## GIVEN PASSAGE
'''
Health Check

1/28/2026

Health Check

Shock to the System of Health Insurers

US health care stocks took a hit this week, after the White House proposed nearly flat rates for Medicare Advantage insurers in 2027.

Shares of UnitedHealth Group, Humana, and CVS Health tumbled between 13-22% after the announcement.

Medicare Advantage is an “all‑in‑one” private version of America’s public health insurance for seniors. The government rate determines how much private insurers can charge for their products, directly impacting the bottom line.

Why Health Care Is Falling Behind

The recent slide is not just a single-story move. The sector is facing pressure from multiple directions: policy risk, pricing, and shifting market leadership. For much of the last market cycle, health care was treated as a defensive growth play: steady demand, decent earnings visibility, and less sensitivity to the ups and downs of the economy. 

Now that investors are leaning back into cyclical stocks and tech, the money is rotating out of defensives to fund gains elsewhere.
'''
## WHAT THIS EXERCISE ASKS
1: From the Health Check text, quote the passage between "The recent slide" and "of the economy.", inclusive.
2: Using the Health Check text, answer each question briefly:
(a) For which year did the White House propose nearly flat Medicare Advantage rates?
(b) Which three companies' shares fell after the announcement?
(c) From which three directions is the sector facing pressure?
3: For each statement, decide whether the Health Check text supports it. Answer yes or no, and quote the words that settle it.
(a) The insurers' shares dropped by between 13% and 22% following the announcement.
(b) Medicare Advantage is a public program the government runs itself.
(c) Investors are moving money into defensive stocks.

## DATA EXTRACTS
'''
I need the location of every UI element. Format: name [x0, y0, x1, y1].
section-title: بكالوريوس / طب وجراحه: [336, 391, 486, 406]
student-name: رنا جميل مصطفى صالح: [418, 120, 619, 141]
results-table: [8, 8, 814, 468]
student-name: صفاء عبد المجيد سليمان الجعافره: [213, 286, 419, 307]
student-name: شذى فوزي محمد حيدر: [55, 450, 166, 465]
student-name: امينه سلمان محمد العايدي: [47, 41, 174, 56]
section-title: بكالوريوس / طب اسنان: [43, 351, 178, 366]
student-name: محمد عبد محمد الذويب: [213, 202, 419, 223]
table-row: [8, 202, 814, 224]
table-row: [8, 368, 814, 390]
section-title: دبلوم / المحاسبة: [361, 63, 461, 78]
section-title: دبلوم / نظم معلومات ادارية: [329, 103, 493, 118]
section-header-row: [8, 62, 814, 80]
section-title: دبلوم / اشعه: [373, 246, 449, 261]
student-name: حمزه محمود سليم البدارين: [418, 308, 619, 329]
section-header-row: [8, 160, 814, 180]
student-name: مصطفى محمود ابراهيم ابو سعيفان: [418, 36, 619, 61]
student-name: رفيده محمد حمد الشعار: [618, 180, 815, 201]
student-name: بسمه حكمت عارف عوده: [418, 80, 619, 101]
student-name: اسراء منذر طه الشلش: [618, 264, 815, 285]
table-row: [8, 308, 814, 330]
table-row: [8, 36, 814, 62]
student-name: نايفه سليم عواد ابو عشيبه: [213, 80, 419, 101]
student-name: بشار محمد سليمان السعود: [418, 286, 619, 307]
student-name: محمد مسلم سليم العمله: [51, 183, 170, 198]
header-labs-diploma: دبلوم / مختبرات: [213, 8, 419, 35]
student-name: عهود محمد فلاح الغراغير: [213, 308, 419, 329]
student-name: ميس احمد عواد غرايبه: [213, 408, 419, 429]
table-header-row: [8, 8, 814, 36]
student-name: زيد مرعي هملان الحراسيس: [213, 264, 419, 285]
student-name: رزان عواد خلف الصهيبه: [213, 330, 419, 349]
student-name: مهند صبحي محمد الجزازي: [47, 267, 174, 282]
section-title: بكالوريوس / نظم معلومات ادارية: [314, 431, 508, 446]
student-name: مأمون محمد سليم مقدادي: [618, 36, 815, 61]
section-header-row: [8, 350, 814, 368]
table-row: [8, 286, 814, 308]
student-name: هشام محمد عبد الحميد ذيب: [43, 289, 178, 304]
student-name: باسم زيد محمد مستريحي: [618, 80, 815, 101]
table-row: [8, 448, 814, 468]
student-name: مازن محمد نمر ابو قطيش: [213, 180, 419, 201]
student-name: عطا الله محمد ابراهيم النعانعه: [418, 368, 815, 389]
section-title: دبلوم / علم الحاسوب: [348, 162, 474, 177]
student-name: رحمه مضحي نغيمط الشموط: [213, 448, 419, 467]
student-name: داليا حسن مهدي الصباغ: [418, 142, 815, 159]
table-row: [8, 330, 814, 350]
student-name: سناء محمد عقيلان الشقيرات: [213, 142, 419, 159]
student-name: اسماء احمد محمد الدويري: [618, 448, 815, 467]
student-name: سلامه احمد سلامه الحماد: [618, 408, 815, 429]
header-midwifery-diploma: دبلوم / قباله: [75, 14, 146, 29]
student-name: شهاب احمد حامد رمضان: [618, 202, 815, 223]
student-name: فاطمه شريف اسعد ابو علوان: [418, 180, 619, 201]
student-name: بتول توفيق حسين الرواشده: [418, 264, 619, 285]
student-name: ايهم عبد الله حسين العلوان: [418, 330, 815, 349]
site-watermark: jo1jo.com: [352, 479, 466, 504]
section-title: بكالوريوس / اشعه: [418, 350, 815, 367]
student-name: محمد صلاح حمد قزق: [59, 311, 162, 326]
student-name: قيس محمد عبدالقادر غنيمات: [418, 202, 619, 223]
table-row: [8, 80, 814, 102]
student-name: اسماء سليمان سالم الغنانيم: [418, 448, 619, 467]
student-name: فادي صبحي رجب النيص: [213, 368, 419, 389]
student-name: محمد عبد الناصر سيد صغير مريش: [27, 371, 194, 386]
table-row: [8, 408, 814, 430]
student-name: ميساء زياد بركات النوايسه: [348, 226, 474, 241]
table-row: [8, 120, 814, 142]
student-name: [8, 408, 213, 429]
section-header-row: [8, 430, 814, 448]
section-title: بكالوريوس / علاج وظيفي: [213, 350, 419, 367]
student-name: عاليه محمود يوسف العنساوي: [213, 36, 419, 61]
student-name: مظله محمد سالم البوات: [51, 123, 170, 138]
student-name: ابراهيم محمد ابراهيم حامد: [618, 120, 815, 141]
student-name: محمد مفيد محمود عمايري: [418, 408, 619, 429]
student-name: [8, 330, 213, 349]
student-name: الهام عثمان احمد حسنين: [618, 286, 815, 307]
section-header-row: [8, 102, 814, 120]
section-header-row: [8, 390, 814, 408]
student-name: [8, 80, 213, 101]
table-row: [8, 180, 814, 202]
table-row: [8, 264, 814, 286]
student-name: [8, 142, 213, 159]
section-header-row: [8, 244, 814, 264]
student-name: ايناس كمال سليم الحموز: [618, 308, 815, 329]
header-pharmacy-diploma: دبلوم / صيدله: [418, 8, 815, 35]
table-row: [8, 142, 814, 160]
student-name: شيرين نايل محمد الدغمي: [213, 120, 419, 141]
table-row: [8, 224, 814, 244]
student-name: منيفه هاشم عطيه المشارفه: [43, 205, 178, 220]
'''
## SOLUTIONS TO THE TASKS
1:
The recent slide is not just a single-story move. The sector is facing pressure from multiple directions: policy risk, pricing, and shifting market leadership. For much of the last market cycle, health care was treated as a defensive growth play: steady demand, decent earnings visibility, and less sensitivity to the ups and downs of the economy.

2:
(a) 2027
(b) UnitedHealth Group, Humana, and CVS Health
(c) Policy risk, pricing, and shifting market leadership

3:
(a) Yes: "Shares of UnitedHealth Group, Humana, and CVS Health tumbled between 13-22% after the announcement."
(b) No: "Medicare Advantage is an “all‑in‑one” private version of America’s public health insurance for seniors."
(c) No: "the money is rotating out of defensives to fund gains elsewhere."